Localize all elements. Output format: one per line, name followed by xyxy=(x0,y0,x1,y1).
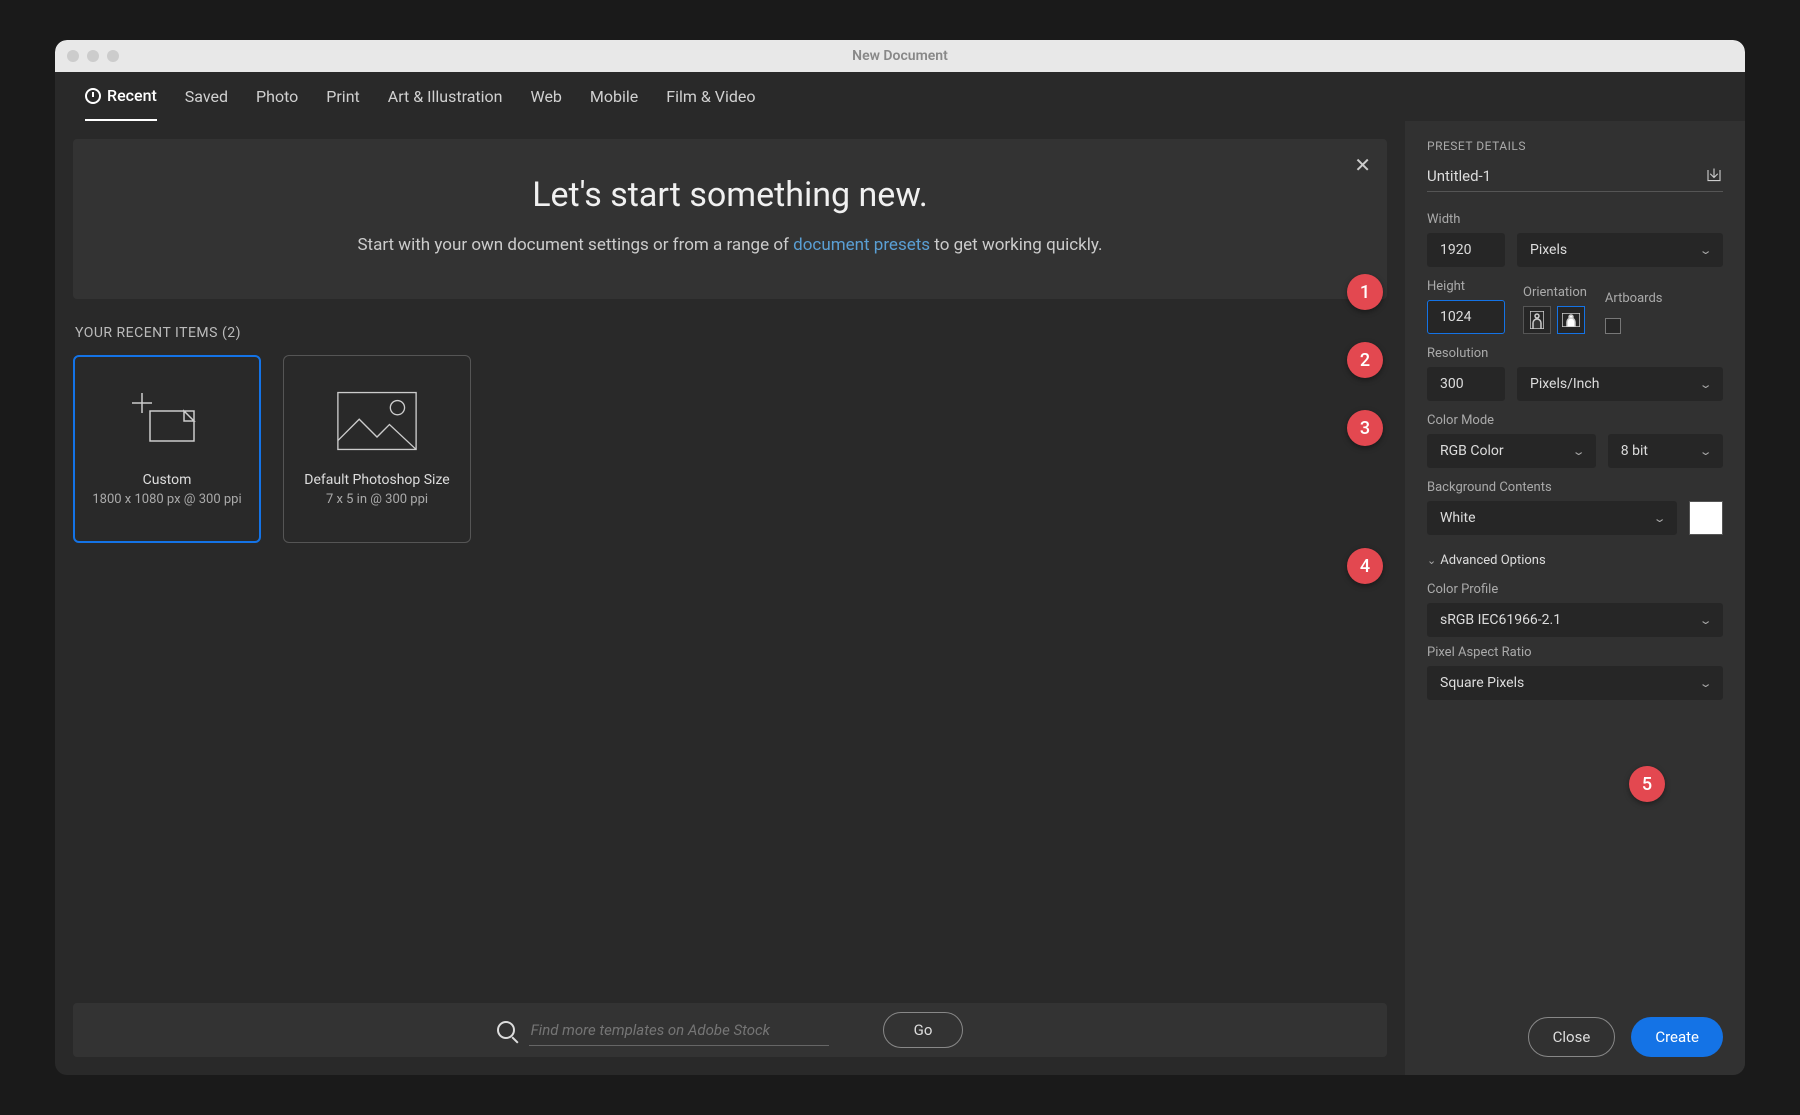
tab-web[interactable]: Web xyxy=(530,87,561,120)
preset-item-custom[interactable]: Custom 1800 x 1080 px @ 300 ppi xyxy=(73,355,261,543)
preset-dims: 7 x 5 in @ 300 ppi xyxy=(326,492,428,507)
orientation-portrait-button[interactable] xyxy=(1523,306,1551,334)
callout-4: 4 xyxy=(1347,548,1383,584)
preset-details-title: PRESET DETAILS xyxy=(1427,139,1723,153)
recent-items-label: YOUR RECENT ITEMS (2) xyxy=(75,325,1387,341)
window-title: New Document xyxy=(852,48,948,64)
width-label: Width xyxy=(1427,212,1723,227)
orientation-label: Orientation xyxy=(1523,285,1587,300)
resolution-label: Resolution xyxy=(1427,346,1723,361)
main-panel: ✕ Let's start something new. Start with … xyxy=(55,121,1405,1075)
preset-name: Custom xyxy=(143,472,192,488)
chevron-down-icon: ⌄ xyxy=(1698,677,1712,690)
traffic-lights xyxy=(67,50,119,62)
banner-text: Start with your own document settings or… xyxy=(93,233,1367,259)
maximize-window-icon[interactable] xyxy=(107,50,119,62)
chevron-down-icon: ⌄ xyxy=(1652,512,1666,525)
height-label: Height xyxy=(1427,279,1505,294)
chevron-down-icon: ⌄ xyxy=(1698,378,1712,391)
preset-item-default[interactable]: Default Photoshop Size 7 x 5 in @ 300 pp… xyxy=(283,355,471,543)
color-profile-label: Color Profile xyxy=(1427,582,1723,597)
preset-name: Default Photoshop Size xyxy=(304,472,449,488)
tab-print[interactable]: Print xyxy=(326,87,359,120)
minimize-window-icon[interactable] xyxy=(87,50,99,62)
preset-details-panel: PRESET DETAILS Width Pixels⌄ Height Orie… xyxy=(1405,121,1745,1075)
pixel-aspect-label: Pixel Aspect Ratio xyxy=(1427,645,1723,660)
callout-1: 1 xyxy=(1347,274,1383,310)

▶ [Goal]
Pull out every line of the listing that contains the string "title".

▶ [The reply]
preset-details-title: PRESET DETAILS xyxy=(1427,139,1723,153)
window-title: New Document xyxy=(852,48,948,64)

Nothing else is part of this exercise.